## [Directive]
Please count the lines in the listing below where the word "ByteBlast" appears. Give the number only.

## [Data entries]
★ ★ ★
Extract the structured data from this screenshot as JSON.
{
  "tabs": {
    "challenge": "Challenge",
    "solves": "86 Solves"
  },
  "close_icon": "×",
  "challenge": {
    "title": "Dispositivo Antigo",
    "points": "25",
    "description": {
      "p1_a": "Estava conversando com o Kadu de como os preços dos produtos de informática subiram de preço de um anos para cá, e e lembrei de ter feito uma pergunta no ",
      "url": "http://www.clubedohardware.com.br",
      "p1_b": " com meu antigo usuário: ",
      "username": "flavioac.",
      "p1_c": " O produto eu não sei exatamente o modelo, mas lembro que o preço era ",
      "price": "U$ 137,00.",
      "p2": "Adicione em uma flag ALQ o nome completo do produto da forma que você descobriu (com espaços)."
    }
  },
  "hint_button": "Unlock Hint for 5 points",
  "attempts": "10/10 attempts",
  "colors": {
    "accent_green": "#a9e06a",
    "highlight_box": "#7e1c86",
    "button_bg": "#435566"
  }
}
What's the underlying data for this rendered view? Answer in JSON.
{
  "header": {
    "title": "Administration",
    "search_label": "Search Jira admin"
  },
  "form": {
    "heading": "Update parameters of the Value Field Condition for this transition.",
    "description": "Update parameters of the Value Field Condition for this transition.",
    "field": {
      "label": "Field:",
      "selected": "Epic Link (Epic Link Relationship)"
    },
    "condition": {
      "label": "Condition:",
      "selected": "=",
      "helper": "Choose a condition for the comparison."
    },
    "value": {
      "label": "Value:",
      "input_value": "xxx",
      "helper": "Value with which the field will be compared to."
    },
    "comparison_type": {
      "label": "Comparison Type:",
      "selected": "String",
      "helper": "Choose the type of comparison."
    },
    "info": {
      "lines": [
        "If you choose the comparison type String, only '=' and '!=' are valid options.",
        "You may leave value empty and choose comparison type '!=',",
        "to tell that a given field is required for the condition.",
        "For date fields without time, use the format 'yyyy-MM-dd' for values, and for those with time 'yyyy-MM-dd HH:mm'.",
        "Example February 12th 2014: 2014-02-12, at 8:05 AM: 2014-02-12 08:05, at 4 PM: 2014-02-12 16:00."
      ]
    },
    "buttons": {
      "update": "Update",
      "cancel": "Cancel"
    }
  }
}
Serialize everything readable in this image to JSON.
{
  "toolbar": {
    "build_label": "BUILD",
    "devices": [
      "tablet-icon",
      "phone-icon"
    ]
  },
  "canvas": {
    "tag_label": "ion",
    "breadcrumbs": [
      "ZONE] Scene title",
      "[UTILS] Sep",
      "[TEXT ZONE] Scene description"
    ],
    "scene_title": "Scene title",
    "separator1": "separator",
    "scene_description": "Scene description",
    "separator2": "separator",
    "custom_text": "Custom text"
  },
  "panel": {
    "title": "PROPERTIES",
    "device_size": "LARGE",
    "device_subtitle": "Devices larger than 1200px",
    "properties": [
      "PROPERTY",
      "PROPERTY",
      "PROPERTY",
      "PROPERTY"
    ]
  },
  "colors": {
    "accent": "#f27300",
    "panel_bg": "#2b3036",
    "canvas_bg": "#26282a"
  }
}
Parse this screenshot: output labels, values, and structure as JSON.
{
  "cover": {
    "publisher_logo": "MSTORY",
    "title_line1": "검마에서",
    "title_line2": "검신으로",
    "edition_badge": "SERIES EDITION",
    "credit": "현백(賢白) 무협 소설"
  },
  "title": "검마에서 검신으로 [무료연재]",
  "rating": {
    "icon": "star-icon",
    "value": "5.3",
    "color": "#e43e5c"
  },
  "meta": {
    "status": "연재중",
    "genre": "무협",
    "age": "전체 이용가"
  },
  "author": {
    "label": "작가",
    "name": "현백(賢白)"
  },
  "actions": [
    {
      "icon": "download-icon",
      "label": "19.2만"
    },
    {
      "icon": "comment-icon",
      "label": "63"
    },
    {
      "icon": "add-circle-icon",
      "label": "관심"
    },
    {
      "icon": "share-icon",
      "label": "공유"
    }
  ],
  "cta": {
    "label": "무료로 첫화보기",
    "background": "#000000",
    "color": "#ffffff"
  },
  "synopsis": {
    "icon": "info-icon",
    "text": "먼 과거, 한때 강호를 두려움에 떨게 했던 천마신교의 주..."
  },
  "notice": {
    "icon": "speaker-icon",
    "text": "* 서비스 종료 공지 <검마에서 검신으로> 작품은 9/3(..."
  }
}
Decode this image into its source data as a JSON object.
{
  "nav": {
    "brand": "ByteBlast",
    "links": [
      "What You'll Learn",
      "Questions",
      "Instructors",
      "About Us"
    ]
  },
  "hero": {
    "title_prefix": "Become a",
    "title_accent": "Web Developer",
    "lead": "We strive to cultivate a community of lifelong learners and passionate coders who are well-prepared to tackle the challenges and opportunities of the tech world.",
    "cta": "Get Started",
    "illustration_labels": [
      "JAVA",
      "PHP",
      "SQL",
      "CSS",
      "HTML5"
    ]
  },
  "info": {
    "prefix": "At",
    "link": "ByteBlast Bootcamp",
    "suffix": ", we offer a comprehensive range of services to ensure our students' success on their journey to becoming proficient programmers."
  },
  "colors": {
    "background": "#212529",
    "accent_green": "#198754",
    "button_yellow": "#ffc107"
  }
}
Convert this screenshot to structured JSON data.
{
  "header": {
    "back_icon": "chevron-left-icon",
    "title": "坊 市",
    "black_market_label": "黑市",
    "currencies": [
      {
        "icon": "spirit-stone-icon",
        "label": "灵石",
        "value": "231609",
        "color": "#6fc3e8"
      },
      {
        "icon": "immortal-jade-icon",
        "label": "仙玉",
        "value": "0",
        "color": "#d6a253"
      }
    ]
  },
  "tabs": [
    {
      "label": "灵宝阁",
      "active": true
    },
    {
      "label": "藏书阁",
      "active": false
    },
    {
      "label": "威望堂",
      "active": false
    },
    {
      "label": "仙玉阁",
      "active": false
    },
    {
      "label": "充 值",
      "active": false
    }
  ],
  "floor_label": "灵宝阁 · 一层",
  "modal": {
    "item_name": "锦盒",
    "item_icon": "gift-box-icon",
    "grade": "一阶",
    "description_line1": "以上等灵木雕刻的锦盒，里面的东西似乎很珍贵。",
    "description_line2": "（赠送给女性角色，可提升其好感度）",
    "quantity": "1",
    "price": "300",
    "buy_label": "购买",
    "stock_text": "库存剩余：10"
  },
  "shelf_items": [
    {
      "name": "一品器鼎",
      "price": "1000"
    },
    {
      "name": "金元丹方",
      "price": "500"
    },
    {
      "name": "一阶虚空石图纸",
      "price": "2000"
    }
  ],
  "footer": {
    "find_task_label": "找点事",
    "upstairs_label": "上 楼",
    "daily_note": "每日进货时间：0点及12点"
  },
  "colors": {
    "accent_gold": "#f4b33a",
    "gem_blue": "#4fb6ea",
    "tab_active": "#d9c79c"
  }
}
★ ★ ★
## [Exercise output]
2